- **WHAT IS NEEDED**
State how many lines of the entries below hold the word "this"; reply with nothing but the number.

--- Start of RECORDED INFORMATION ---

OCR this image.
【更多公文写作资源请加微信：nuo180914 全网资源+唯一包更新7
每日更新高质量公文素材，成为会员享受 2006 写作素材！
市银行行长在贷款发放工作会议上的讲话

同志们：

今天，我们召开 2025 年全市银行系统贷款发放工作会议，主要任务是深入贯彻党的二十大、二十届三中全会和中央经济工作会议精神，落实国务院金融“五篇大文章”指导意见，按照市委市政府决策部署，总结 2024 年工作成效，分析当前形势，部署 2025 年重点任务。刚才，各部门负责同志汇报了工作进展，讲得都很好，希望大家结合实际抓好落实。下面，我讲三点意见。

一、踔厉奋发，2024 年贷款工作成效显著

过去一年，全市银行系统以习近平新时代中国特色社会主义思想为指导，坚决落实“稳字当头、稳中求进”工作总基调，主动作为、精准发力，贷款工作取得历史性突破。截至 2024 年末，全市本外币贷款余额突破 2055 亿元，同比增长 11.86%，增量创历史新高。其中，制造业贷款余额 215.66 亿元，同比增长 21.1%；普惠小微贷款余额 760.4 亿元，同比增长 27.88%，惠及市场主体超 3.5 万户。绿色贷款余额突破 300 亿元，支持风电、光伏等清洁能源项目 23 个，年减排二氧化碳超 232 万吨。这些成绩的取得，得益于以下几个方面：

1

--- End of RECORDED INFORMATION ---
--- Start of RECORDED INFORMATION ---

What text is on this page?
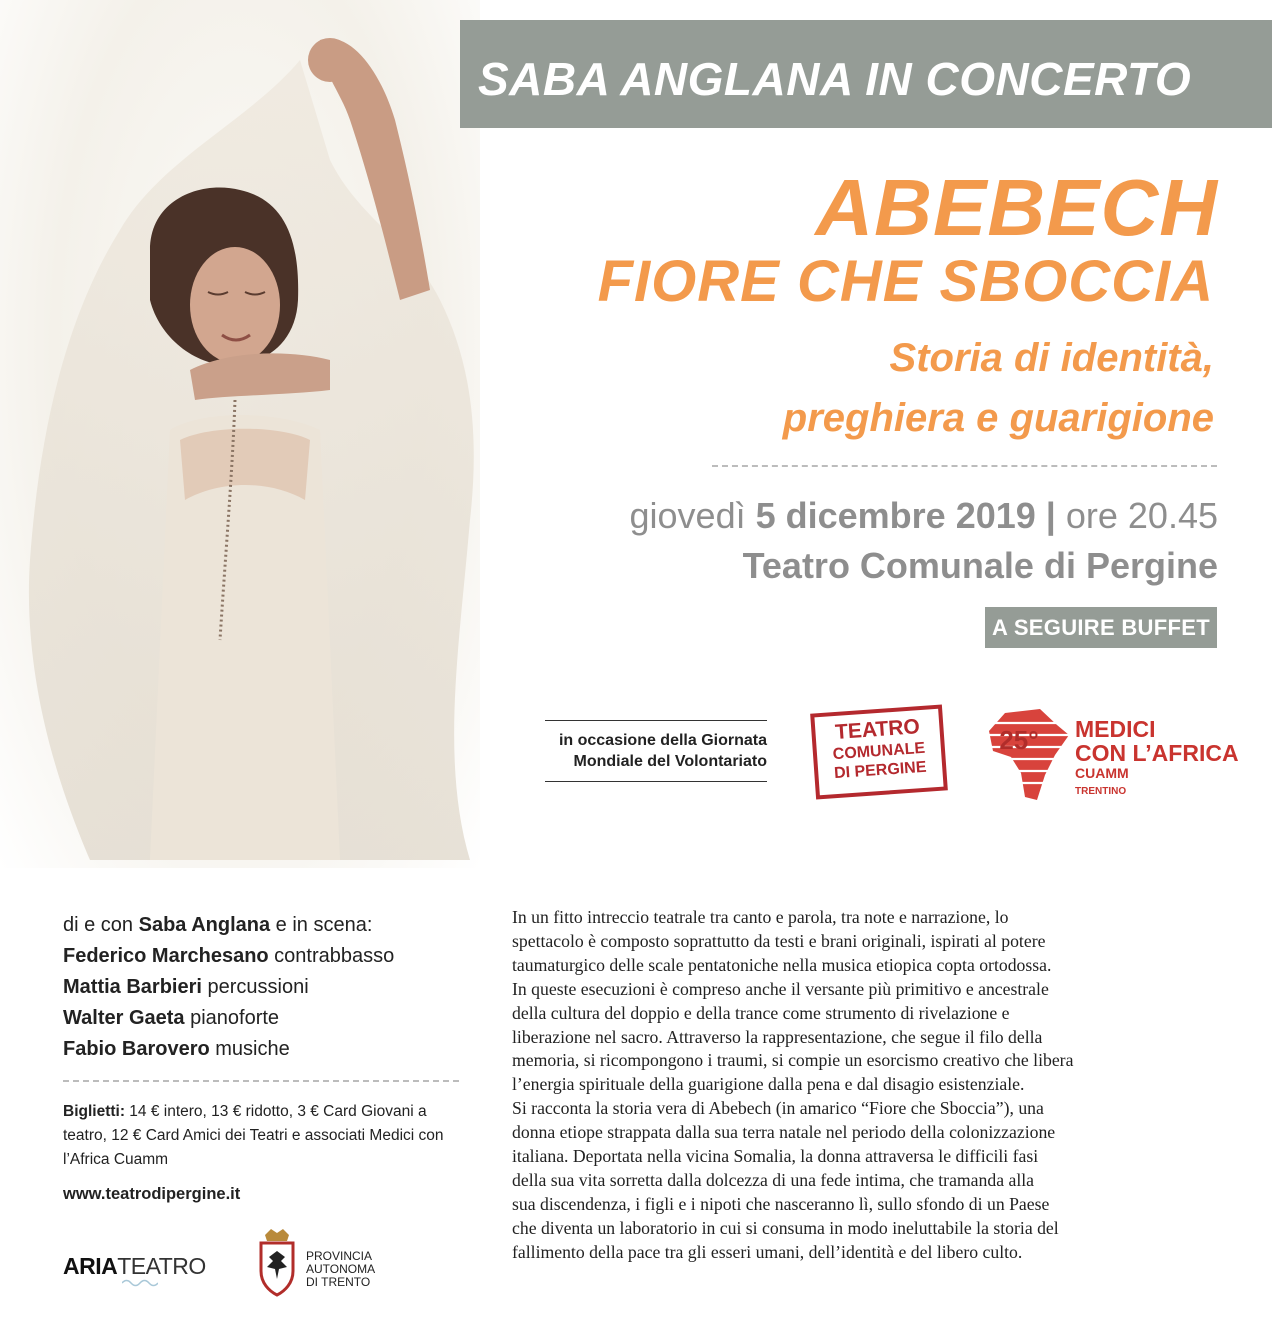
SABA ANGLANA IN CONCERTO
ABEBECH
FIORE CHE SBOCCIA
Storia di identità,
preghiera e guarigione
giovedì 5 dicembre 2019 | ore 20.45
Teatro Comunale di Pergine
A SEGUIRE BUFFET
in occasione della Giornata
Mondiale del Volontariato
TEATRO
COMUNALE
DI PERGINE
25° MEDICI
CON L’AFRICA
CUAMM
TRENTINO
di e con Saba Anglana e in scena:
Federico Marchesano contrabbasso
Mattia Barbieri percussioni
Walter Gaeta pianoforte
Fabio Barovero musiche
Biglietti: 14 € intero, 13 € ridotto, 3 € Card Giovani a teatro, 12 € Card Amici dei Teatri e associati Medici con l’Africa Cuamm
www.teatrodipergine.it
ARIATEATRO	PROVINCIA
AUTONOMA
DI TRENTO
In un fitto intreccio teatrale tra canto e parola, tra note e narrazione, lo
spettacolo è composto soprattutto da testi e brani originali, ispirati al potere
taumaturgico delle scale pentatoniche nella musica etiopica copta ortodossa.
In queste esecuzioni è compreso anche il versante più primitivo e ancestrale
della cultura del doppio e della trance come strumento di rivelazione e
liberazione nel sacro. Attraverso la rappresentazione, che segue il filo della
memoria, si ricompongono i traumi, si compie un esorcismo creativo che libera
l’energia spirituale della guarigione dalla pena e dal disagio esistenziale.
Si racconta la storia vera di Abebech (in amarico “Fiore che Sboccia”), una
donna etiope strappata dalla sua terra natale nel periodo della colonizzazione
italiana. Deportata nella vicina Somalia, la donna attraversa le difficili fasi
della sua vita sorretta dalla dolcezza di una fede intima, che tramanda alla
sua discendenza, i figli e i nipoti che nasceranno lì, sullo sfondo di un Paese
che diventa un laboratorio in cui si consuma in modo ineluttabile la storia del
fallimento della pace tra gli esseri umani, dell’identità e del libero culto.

--- End of RECORDED INFORMATION ---

- **EXERCISE SOLUTION**
2